» TASK INSTRUCTIONS: Give an exact transcription of every line, dropping the images.

[Figure dataset records]
·····
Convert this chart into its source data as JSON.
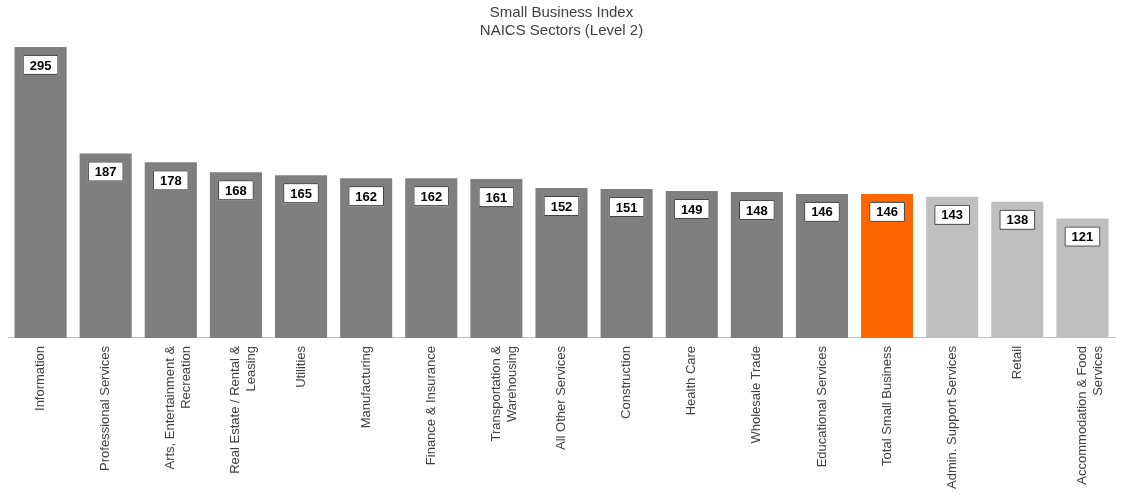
{
  "chart_data": {
    "type": "bar",
    "title": "Small Business Index",
    "subtitle": "NAICS Sectors (Level 2)",
    "categories": [
      "Information",
      "Professional Services",
      "Arts, Entertainment & Recreation",
      "Real Estate / Rental & Leasing",
      "Utilities",
      "Manufacturing",
      "Finance & Insurance",
      "Transportation & Warehousing",
      "All Other Services",
      "Construction",
      "Health Care",
      "Wholesale Trade",
      "Educational Services",
      "Total Small Business",
      "Admin. Support Services",
      "Retail",
      "Accommodation & Food Services"
    ],
    "values": [
      295,
      187,
      178,
      168,
      165,
      162,
      162,
      161,
      152,
      151,
      149,
      148,
      146,
      146,
      143,
      138,
      121
    ],
    "colors": [
      "#7f7f7f",
      "#7f7f7f",
      "#7f7f7f",
      "#7f7f7f",
      "#7f7f7f",
      "#7f7f7f",
      "#7f7f7f",
      "#7f7f7f",
      "#7f7f7f",
      "#7f7f7f",
      "#7f7f7f",
      "#7f7f7f",
      "#7f7f7f",
      "#ff6600",
      "#bfbfbf",
      "#bfbfbf",
      "#bfbfbf"
    ],
    "data_labels": true,
    "grid": false,
    "legend": false
  }
}
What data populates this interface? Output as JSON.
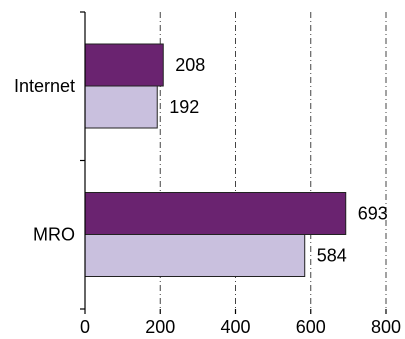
{
  "chart_data": {
    "type": "bar",
    "orientation": "horizontal",
    "title": "",
    "xlabel": "",
    "ylabel": "",
    "categories": [
      "Internet",
      "MRO"
    ],
    "series": [
      {
        "values": [
          208,
          693
        ],
        "color": "#6a2370"
      },
      {
        "values": [
          192,
          584
        ],
        "color": "#c9c0de"
      }
    ],
    "xlim": [
      0,
      800
    ],
    "x_ticks": [
      "0",
      "200",
      "400",
      "600",
      "800"
    ],
    "x_tick_values": [
      0,
      200,
      400,
      600,
      800
    ],
    "data_labels": [
      [
        "208",
        "693"
      ],
      [
        "192",
        "584"
      ]
    ],
    "grid": {
      "vertical": true,
      "style": "dash-dot",
      "color": "#444444"
    },
    "legend": "none"
  }
}
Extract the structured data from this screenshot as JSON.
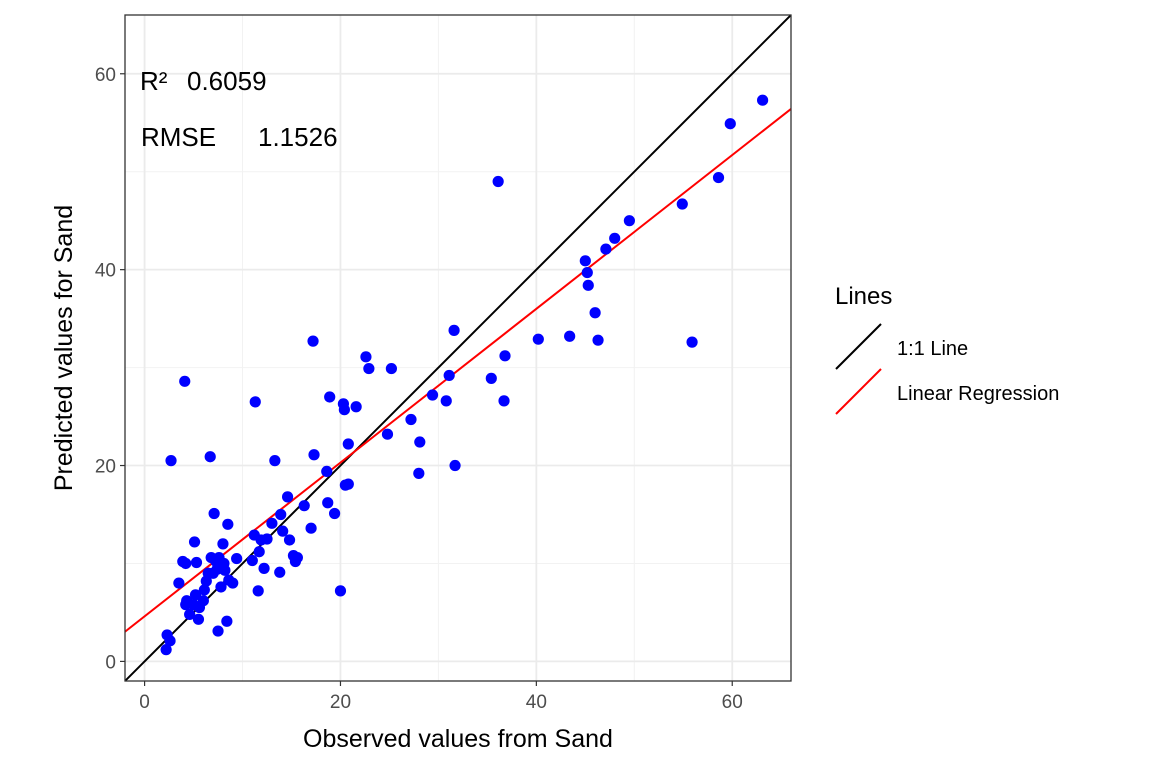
{
  "chart_data": {
    "type": "scatter",
    "xlabel": "Observed values from Sand",
    "ylabel": "Predicted values for Sand",
    "xlim": [
      -2,
      66
    ],
    "ylim": [
      -2,
      66
    ],
    "x_ticks": [
      0,
      20,
      40,
      60
    ],
    "y_ticks": [
      0,
      20,
      40,
      60
    ],
    "grid": true,
    "annotations": {
      "r2_label": "R²",
      "r2_value": "0.6059",
      "rmse_label": "RMSE",
      "rmse_value": "1.1526"
    },
    "legend": {
      "title": "Lines",
      "placement": "right",
      "entries": [
        {
          "label": "1:1 Line",
          "color": "#000000"
        },
        {
          "label": "Linear Regression",
          "color": "#ff0000"
        }
      ]
    },
    "lines": [
      {
        "name": "1:1 Line",
        "color": "#000000",
        "slope": 1,
        "intercept": 0
      },
      {
        "name": "Linear Regression",
        "color": "#ff0000",
        "slope": 0.785,
        "intercept": 4.6
      }
    ],
    "point_color": "#0000ff",
    "points": [
      [
        2.2,
        1.2
      ],
      [
        2.3,
        2.7
      ],
      [
        2.6,
        2.1
      ],
      [
        2.7,
        20.5
      ],
      [
        3.5,
        8.0
      ],
      [
        3.9,
        10.2
      ],
      [
        4.2,
        5.8
      ],
      [
        4.2,
        10.0
      ],
      [
        4.1,
        28.6
      ],
      [
        4.3,
        6.2
      ],
      [
        4.6,
        4.8
      ],
      [
        5.0,
        5.8
      ],
      [
        5.1,
        12.2
      ],
      [
        5.2,
        6.8
      ],
      [
        5.3,
        10.1
      ],
      [
        5.5,
        4.3
      ],
      [
        5.6,
        5.5
      ],
      [
        6.0,
        6.2
      ],
      [
        6.1,
        7.3
      ],
      [
        6.3,
        8.2
      ],
      [
        6.5,
        9.0
      ],
      [
        6.7,
        20.9
      ],
      [
        6.8,
        10.6
      ],
      [
        7.0,
        9.0
      ],
      [
        7.1,
        15.1
      ],
      [
        7.3,
        10.2
      ],
      [
        7.4,
        9.4
      ],
      [
        7.5,
        3.1
      ],
      [
        7.6,
        10.6
      ],
      [
        7.8,
        7.6
      ],
      [
        8.0,
        12.0
      ],
      [
        8.1,
        10.0
      ],
      [
        8.2,
        9.3
      ],
      [
        8.4,
        4.1
      ],
      [
        8.5,
        14.0
      ],
      [
        8.6,
        8.3
      ],
      [
        9.0,
        8.0
      ],
      [
        9.4,
        10.5
      ],
      [
        11.0,
        10.3
      ],
      [
        11.2,
        12.9
      ],
      [
        11.3,
        26.5
      ],
      [
        11.6,
        7.2
      ],
      [
        11.7,
        11.2
      ],
      [
        11.9,
        12.4
      ],
      [
        12.2,
        9.5
      ],
      [
        12.5,
        12.5
      ],
      [
        13.0,
        14.1
      ],
      [
        13.3,
        20.5
      ],
      [
        13.8,
        9.1
      ],
      [
        13.9,
        15.0
      ],
      [
        14.1,
        13.3
      ],
      [
        14.6,
        16.8
      ],
      [
        14.8,
        12.4
      ],
      [
        15.2,
        10.8
      ],
      [
        15.4,
        10.2
      ],
      [
        15.6,
        10.6
      ],
      [
        16.3,
        15.9
      ],
      [
        17.0,
        13.6
      ],
      [
        17.2,
        32.7
      ],
      [
        17.3,
        21.1
      ],
      [
        18.6,
        19.4
      ],
      [
        18.7,
        16.2
      ],
      [
        18.9,
        27.0
      ],
      [
        19.4,
        15.1
      ],
      [
        20.0,
        7.2
      ],
      [
        20.3,
        26.3
      ],
      [
        20.4,
        25.7
      ],
      [
        20.5,
        18.0
      ],
      [
        20.8,
        18.1
      ],
      [
        20.8,
        22.2
      ],
      [
        21.6,
        26.0
      ],
      [
        22.6,
        31.1
      ],
      [
        22.9,
        29.9
      ],
      [
        24.8,
        23.2
      ],
      [
        25.2,
        29.9
      ],
      [
        27.2,
        24.7
      ],
      [
        28.0,
        19.2
      ],
      [
        28.1,
        22.4
      ],
      [
        29.4,
        27.2
      ],
      [
        30.8,
        26.6
      ],
      [
        31.1,
        29.2
      ],
      [
        31.6,
        33.8
      ],
      [
        31.7,
        20.0
      ],
      [
        35.4,
        28.9
      ],
      [
        36.1,
        49.0
      ],
      [
        36.7,
        26.6
      ],
      [
        36.8,
        31.2
      ],
      [
        40.2,
        32.9
      ],
      [
        43.4,
        33.2
      ],
      [
        45.0,
        40.9
      ],
      [
        45.2,
        39.7
      ],
      [
        45.3,
        38.4
      ],
      [
        46.0,
        35.6
      ],
      [
        46.3,
        32.8
      ],
      [
        47.1,
        42.1
      ],
      [
        48.0,
        43.2
      ],
      [
        49.5,
        45.0
      ],
      [
        54.9,
        46.7
      ],
      [
        55.9,
        32.6
      ],
      [
        58.6,
        49.4
      ],
      [
        59.8,
        54.9
      ],
      [
        63.1,
        57.3
      ]
    ]
  }
}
·····
» TASK OUTPUT:
Convert this chart into its source data as JSON.
{
  "chart_data": {
    "type": "bar",
    "title": "Small Business Index",
    "subtitle": "NAICS Sectors (Level 2)",
    "categories": [
      "Information",
      "Professional Services",
      "Arts, Entertainment & Recreation",
      "Real Estate / Rental & Leasing",
      "Utilities",
      "Manufacturing",
      "Finance & Insurance",
      "Transportation & Warehousing",
      "All Other Services",
      "Construction",
      "Health Care",
      "Wholesale Trade",
      "Educational Services",
      "Total Small Business",
      "Admin. Support Services",
      "Retail",
      "Accommodation & Food Services"
    ],
    "values": [
      295,
      187,
      178,
      168,
      165,
      162,
      162,
      161,
      152,
      151,
      149,
      148,
      146,
      146,
      143,
      138,
      121
    ],
    "colors": [
      "#7f7f7f",
      "#7f7f7f",
      "#7f7f7f",
      "#7f7f7f",
      "#7f7f7f",
      "#7f7f7f",
      "#7f7f7f",
      "#7f7f7f",
      "#7f7f7f",
      "#7f7f7f",
      "#7f7f7f",
      "#7f7f7f",
      "#7f7f7f",
      "#ff6600",
      "#bfbfbf",
      "#bfbfbf",
      "#bfbfbf"
    ],
    "data_labels": true,
    "grid": false,
    "legend": false
  }
}
What data populates this interface? Output as JSON.
{
  "chart_data": {
    "type": "bar",
    "orientation": "horizontal",
    "title": "",
    "xlabel": "",
    "ylabel": "",
    "categories": [
      "Internet",
      "MRO"
    ],
    "series": [
      {
        "values": [
          208,
          693
        ],
        "color": "#6a2370"
      },
      {
        "values": [
          192,
          584
        ],
        "color": "#c9c0de"
      }
    ],
    "xlim": [
      0,
      800
    ],
    "x_ticks": [
      "0",
      "200",
      "400",
      "600",
      "800"
    ],
    "x_tick_values": [
      0,
      200,
      400,
      600,
      800
    ],
    "data_labels": [
      [
        "208",
        "693"
      ],
      [
        "192",
        "584"
      ]
    ],
    "grid": {
      "vertical": true,
      "style": "dash-dot",
      "color": "#444444"
    },
    "legend": "none"
  }
}
Extract the structured data from this screenshot as JSON.
{
  "chart_data": {
    "type": "scatter",
    "xlabel": "Observed values from Sand",
    "ylabel": "Predicted values for Sand",
    "xlim": [
      -2,
      66
    ],
    "ylim": [
      -2,
      66
    ],
    "x_ticks": [
      0,
      20,
      40,
      60
    ],
    "y_ticks": [
      0,
      20,
      40,
      60
    ],
    "grid": true,
    "annotations": {
      "r2_label": "R²",
      "r2_value": "0.6059",
      "rmse_label": "RMSE",
      "rmse_value": "1.1526"
    },
    "legend": {
      "title": "Lines",
      "placement": "right",
      "entries": [
        {
          "label": "1:1 Line",
          "color": "#000000"
        },
        {
          "label": "Linear Regression",
          "color": "#ff0000"
        }
      ]
    },
    "lines": [
      {
        "name": "1:1 Line",
        "color": "#000000",
        "slope": 1,
        "intercept": 0
      },
      {
        "name": "Linear Regression",
        "color": "#ff0000",
        "slope": 0.785,
        "intercept": 4.6
      }
    ],
    "point_color": "#0000ff",
    "points": [
      [
        2.2,
        1.2
      ],
      [
        2.3,
        2.7
      ],
      [
        2.6,
        2.1
      ],
      [
        2.7,
        20.5
      ],
      [
        3.5,
        8.0
      ],
      [
        3.9,
        10.2
      ],
      [
        4.2,
        5.8
      ],
      [
        4.2,
        10.0
      ],
      [
        4.1,
        28.6
      ],
      [
        4.3,
        6.2
      ],
      [
        4.6,
        4.8
      ],
      [
        5.0,
        5.8
      ],
      [
        5.1,
        12.2
      ],
      [
        5.2,
        6.8
      ],
      [
        5.3,
        10.1
      ],
      [
        5.5,
        4.3
      ],
      [
        5.6,
        5.5
      ],
      [
        6.0,
        6.2
      ],
      [
        6.1,
        7.3
      ],
      [
        6.3,
        8.2
      ],
      [
        6.5,
        9.0
      ],
      [
        6.7,
        20.9
      ],
      [
        6.8,
        10.6
      ],
      [
        7.0,
        9.0
      ],
      [
        7.1,
        15.1
      ],
      [
        7.3,
        10.2
      ],
      [
        7.4,
        9.4
      ],
      [
        7.5,
        3.1
      ],
      [
        7.6,
        10.6
      ],
      [
        7.8,
        7.6
      ],
      [
        8.0,
        12.0
      ],
      [
        8.1,
        10.0
      ],
      [
        8.2,
        9.3
      ],
      [
        8.4,
        4.1
      ],
      [
        8.5,
        14.0
      ],
      [
        8.6,
        8.3
      ],
      [
        9.0,
        8.0
      ],
      [
        9.4,
        10.5
      ],
      [
        11.0,
        10.3
      ],
      [
        11.2,
        12.9
      ],
      [
        11.3,
        26.5
      ],
      [
        11.6,
        7.2
      ],
      [
        11.7,
        11.2
      ],
      [
        11.9,
        12.4
      ],
      [
        12.2,
        9.5
      ],
      [
        12.5,
        12.5
      ],
      [
        13.0,
        14.1
      ],
      [
        13.3,
        20.5
      ],
      [
        13.8,
        9.1
      ],
      [
        13.9,
        15.0
      ],
      [
        14.1,
        13.3
      ],
      [
        14.6,
        16.8
      ],
      [
        14.8,
        12.4
      ],
      [
        15.2,
        10.8
      ],
      [
        15.4,
        10.2
      ],
      [
        15.6,
        10.6
      ],
      [
        16.3,
        15.9
      ],
      [
        17.0,
        13.6
      ],
      [
        17.2,
        32.7
      ],
      [
        17.3,
        21.1
      ],
      [
        18.6,
        19.4
      ],
      [
        18.7,
        16.2
      ],
      [
        18.9,
        27.0
      ],
      [
        19.4,
        15.1
      ],
      [
        20.0,
        7.2
      ],
      [
        20.3,
        26.3
      ],
      [
        20.4,
        25.7
      ],
      [
        20.5,
        18.0
      ],
      [
        20.8,
        18.1
      ],
      [
        20.8,
        22.2
      ],
      [
        21.6,
        26.0
      ],
      [
        22.6,
        31.1
      ],
      [
        22.9,
        29.9
      ],
      [
        24.8,
        23.2
      ],
      [
        25.2,
        29.9
      ],
      [
        27.2,
        24.7
      ],
      [
        28.0,
        19.2
      ],
      [
        28.1,
        22.4
      ],
      [
        29.4,
        27.2
      ],
      [
        30.8,
        26.6
      ],
      [
        31.1,
        29.2
      ],
      [
        31.6,
        33.8
      ],
      [
        31.7,
        20.0
      ],
      [
        35.4,
        28.9
      ],
      [
        36.1,
        49.0
      ],
      [
        36.7,
        26.6
      ],
      [
        36.8,
        31.2
      ],
      [
        40.2,
        32.9
      ],
      [
        43.4,
        33.2
      ],
      [
        45.0,
        40.9
      ],
      [
        45.2,
        39.7
      ],
      [
        45.3,
        38.4
      ],
      [
        46.0,
        35.6
      ],
      [
        46.3,
        32.8
      ],
      [
        47.1,
        42.1
      ],
      [
        48.0,
        43.2
      ],
      [
        49.5,
        45.0
      ],
      [
        54.9,
        46.7
      ],
      [
        55.9,
        32.6
      ],
      [
        58.6,
        49.4
      ],
      [
        59.8,
        54.9
      ],
      [
        63.1,
        57.3
      ]
    ]
  }
}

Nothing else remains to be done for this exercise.